---------- Provided text

Before the Minister moves on, may I ask about the point made by my right hon. Friend the Member for Haltemprice and Howden (Mr Davis) and the hon. Member for Brighton, Pavilion (Caroline Lucas)? The hon. Lady mentioned that there had been no convictions of people on control orders. By supporting the Government today, we will be extending the TPIMs regime by five years. What comfort can the Minister give us that that record of no convictions will be improved by a more thorough prosecution of the evidence and by bringing to trial the people under control orders? Can he say anything to give us some assurance that that system of containment rather than prosecution will change to one of prosecution and bringing to justice rather than one of just containing a problem and leaving people on one side?
I would point my hon. Friend in the direction of the Bill’s provisions, which clearly underline our desire to prosecute people when the evidence is available. That is part and parcel of the additional investigative capabilities intended to be available to the police and the security services. I believe that this approach will contribute to our being able to achieve the sorts of steps that he is advocating in terms of seeking to prosecute where there is admissible evidence that could be brought before the courts.
I deal now with some of the other issues raised in this useful and constructive debate, which has been a symbol of some of the other consideration of the Bill. My hon. Friend the Member for Cambridge raised the issue of Libya and he will doubtless have heard clearly the comments made by the Prime Minister during the statement preceding this debate. It is the Government’s long-standing policy not to comment on intelligence matters, but I can make it absolutely clear that the Government’s clear policy is not to participate in, solicit, encourage or condone the use of torture or inhumane or degrading treatment for any purpose.
It is a pleasure to be able to make a brief contribution to this debate.

--------------------

What the task requires:
Answer these questions from the debate excerpt:
1. By how many years would supporting the Government extend the TPIMs regime?
2. Which Member raised the issue of Libya?
3. Regarding torture, what does the Government's clear policy say it will not do?

---------- Data shown

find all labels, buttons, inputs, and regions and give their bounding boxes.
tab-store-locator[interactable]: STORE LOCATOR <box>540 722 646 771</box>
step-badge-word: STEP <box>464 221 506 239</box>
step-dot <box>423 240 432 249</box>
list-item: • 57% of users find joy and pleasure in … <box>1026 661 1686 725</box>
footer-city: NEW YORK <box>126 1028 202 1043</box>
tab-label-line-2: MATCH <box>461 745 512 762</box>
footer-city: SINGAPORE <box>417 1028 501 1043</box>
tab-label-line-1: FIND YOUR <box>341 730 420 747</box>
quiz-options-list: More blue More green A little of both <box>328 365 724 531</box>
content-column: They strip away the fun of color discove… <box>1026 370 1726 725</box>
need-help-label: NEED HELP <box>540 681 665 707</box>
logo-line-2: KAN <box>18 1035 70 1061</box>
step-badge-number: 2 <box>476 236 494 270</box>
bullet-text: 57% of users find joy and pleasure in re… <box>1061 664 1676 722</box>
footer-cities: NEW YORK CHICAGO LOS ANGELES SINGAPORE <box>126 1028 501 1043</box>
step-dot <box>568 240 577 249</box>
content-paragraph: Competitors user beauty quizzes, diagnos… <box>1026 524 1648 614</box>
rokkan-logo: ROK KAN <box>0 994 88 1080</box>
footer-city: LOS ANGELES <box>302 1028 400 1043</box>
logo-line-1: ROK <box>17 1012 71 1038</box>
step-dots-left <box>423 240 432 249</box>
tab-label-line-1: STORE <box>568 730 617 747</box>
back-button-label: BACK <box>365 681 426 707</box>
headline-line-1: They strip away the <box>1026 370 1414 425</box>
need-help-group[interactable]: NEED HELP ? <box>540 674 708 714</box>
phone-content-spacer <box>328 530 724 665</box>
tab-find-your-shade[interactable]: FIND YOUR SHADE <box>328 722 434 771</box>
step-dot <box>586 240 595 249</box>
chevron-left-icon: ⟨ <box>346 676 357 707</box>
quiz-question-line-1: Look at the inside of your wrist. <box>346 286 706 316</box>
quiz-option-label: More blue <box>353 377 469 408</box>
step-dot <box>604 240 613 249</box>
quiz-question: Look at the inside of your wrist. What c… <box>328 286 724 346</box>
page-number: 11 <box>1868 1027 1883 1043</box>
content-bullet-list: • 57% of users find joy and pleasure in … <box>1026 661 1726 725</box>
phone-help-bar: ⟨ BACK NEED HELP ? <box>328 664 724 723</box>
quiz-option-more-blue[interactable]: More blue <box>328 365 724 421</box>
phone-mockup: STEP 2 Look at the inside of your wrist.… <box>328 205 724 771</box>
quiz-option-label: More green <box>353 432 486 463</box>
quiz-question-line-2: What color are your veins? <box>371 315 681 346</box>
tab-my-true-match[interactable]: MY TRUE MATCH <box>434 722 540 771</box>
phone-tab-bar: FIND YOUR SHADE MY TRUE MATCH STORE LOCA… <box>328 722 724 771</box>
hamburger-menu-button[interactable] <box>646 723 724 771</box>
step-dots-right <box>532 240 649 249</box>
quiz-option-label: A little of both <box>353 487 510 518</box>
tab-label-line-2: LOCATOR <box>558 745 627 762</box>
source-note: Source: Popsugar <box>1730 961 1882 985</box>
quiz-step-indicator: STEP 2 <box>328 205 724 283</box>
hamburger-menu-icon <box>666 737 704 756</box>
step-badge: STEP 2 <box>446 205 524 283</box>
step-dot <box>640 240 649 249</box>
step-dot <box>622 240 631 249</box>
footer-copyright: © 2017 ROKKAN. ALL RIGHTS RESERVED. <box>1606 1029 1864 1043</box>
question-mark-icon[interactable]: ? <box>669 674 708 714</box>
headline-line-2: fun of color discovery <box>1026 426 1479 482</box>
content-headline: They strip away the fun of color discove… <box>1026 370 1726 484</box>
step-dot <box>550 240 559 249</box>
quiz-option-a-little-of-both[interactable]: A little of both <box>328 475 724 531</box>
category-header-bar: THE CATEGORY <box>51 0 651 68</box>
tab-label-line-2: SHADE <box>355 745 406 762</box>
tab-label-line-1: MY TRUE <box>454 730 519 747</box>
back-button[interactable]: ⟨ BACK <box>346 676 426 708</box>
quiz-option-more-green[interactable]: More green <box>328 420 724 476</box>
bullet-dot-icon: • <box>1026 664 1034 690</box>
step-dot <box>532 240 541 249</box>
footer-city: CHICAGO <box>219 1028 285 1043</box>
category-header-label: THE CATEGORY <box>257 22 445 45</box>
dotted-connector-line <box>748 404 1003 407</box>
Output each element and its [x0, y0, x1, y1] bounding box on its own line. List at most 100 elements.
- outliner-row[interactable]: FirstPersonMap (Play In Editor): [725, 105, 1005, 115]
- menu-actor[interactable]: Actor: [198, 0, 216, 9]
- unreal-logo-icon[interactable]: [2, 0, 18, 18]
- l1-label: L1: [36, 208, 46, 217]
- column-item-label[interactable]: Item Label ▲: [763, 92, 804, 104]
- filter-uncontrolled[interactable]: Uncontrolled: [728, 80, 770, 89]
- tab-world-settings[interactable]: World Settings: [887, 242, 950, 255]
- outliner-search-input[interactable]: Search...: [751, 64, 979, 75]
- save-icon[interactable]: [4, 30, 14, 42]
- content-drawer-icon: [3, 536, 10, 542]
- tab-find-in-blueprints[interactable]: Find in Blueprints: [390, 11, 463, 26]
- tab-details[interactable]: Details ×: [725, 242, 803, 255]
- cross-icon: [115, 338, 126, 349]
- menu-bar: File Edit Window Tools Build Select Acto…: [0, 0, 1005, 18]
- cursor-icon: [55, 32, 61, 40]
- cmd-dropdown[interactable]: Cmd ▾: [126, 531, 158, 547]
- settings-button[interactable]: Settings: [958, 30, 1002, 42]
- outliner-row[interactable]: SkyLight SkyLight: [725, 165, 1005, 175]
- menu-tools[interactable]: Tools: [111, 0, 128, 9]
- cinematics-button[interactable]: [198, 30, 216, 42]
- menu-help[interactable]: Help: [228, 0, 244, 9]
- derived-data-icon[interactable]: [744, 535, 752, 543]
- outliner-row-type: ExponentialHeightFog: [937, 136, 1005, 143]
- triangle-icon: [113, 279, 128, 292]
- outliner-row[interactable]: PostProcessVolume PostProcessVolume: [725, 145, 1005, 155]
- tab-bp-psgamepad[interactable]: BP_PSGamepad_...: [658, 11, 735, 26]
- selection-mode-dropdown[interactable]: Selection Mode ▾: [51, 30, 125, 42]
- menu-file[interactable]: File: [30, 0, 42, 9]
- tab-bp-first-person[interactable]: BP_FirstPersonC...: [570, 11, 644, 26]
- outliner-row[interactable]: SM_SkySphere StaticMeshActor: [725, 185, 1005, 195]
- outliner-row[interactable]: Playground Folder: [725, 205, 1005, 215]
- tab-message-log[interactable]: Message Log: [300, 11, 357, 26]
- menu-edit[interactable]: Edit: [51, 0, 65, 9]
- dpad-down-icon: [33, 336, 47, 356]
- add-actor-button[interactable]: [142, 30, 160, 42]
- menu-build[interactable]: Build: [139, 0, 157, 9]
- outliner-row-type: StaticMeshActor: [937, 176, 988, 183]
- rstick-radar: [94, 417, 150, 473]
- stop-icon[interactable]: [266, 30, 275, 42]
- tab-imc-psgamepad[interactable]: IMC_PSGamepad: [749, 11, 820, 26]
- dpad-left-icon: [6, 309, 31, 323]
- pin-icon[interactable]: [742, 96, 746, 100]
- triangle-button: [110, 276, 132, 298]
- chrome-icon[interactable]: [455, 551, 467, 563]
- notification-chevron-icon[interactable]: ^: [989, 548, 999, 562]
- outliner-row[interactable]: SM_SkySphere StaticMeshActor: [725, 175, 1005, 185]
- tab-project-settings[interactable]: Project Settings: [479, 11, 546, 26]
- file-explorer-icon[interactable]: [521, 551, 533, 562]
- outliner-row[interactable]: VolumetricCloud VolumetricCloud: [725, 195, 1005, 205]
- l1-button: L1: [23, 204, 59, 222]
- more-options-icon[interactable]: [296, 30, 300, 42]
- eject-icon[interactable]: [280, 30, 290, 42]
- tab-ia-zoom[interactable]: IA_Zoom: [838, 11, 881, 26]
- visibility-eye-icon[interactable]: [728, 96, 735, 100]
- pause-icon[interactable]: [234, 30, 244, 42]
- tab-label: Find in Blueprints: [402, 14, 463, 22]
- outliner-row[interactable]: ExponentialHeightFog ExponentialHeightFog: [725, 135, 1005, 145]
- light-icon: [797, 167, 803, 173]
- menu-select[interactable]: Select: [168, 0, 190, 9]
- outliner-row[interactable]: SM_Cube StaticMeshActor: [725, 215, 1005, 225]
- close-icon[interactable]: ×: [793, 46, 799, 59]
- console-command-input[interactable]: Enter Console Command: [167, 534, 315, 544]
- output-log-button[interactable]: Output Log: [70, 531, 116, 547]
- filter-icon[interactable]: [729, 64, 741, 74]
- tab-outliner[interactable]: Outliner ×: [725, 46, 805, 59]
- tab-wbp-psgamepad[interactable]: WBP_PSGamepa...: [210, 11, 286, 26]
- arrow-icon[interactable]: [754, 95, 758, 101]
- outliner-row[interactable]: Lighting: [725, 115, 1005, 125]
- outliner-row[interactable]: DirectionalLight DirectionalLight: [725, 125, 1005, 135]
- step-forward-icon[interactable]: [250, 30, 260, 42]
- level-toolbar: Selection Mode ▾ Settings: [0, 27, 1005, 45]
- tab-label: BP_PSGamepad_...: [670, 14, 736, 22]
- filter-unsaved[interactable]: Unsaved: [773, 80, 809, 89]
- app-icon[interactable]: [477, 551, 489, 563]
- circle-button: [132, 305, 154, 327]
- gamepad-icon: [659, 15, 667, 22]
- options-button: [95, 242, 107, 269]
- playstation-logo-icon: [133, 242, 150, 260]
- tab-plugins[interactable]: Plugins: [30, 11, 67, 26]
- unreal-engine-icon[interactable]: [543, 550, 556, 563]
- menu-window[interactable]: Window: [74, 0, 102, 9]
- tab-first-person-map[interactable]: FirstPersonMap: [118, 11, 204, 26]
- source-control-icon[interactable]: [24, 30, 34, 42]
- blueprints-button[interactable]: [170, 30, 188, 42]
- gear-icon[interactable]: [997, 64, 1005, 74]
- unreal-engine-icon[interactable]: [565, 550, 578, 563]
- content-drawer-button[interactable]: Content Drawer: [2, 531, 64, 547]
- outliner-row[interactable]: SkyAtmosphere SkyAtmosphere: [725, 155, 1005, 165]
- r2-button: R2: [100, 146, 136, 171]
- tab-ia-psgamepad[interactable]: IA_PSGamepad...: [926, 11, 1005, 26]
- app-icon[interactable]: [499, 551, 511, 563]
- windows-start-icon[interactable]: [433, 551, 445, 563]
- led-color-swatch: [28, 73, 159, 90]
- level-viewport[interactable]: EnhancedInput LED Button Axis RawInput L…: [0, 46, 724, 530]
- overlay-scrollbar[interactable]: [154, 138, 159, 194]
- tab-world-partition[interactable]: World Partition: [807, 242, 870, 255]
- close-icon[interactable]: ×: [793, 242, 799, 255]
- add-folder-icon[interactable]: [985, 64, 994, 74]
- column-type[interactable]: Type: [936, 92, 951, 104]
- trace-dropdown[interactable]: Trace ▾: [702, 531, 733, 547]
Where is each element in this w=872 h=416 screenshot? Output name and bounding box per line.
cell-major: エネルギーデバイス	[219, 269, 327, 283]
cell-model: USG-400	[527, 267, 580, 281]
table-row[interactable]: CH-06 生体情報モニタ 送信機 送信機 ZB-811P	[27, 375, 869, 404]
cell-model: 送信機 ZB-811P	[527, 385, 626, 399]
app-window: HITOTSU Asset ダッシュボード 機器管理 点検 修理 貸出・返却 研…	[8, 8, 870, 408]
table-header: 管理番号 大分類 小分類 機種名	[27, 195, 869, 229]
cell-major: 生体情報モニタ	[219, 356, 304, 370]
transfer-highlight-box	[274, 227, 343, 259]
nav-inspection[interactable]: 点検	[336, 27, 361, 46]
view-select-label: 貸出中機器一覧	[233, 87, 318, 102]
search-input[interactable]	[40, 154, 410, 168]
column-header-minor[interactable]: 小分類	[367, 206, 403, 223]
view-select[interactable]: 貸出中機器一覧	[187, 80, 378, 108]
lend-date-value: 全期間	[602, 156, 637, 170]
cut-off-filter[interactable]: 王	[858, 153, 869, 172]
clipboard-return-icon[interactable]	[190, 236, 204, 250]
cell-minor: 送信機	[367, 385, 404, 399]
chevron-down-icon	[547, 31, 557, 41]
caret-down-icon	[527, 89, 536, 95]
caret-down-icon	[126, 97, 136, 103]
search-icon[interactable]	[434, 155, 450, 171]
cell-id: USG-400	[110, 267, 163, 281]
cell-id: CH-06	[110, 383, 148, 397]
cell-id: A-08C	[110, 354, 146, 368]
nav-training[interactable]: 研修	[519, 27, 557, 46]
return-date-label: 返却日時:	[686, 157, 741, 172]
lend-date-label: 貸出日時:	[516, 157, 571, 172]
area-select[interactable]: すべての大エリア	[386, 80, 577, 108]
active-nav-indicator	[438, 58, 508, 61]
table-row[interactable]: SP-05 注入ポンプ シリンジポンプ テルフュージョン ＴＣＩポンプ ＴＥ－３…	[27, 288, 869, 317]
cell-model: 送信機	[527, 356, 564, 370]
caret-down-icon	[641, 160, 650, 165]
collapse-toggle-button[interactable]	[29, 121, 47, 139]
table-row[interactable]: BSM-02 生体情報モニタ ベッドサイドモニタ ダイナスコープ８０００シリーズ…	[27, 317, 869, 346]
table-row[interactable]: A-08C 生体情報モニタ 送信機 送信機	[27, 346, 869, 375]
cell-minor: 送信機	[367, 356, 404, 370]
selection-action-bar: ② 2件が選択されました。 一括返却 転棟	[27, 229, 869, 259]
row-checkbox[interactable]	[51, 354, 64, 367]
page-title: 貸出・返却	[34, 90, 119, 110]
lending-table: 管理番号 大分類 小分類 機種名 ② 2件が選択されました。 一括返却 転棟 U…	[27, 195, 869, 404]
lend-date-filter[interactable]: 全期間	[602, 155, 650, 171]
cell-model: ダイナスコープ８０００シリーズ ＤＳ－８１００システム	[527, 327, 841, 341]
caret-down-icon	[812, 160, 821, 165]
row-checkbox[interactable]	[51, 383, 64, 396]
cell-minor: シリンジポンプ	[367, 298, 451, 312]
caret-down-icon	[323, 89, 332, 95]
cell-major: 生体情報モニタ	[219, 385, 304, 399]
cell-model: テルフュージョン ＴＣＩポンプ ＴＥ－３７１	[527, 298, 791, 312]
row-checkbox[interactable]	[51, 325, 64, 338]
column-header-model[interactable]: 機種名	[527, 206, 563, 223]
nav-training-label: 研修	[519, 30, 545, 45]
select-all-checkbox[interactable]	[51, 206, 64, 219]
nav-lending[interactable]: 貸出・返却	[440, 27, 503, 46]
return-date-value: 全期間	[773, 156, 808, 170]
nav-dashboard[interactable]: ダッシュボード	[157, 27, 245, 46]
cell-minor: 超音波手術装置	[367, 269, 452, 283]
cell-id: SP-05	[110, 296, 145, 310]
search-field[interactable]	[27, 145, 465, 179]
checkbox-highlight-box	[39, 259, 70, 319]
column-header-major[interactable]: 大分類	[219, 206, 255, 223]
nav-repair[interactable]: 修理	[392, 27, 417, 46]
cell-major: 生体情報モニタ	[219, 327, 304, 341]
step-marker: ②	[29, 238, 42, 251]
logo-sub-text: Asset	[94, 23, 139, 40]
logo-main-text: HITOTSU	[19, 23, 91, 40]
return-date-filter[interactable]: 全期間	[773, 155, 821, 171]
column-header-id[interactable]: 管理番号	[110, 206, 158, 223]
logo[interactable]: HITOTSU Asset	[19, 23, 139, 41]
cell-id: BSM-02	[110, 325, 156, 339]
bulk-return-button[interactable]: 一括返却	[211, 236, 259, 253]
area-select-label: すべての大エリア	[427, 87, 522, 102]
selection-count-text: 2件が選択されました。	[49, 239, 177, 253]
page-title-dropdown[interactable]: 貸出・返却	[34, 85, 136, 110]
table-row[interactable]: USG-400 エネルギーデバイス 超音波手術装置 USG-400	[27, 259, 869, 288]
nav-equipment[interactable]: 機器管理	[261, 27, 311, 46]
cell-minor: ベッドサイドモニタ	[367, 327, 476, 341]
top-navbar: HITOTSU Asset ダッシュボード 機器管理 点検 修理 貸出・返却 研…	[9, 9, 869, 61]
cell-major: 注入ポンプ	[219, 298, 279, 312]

--------------------

Task answer:
1. Five years.
2. The Member for Cambridge.
3. It will not participate in, solicit, encourage or condone the use of torture or inhumane or degrading treatment for any purpose.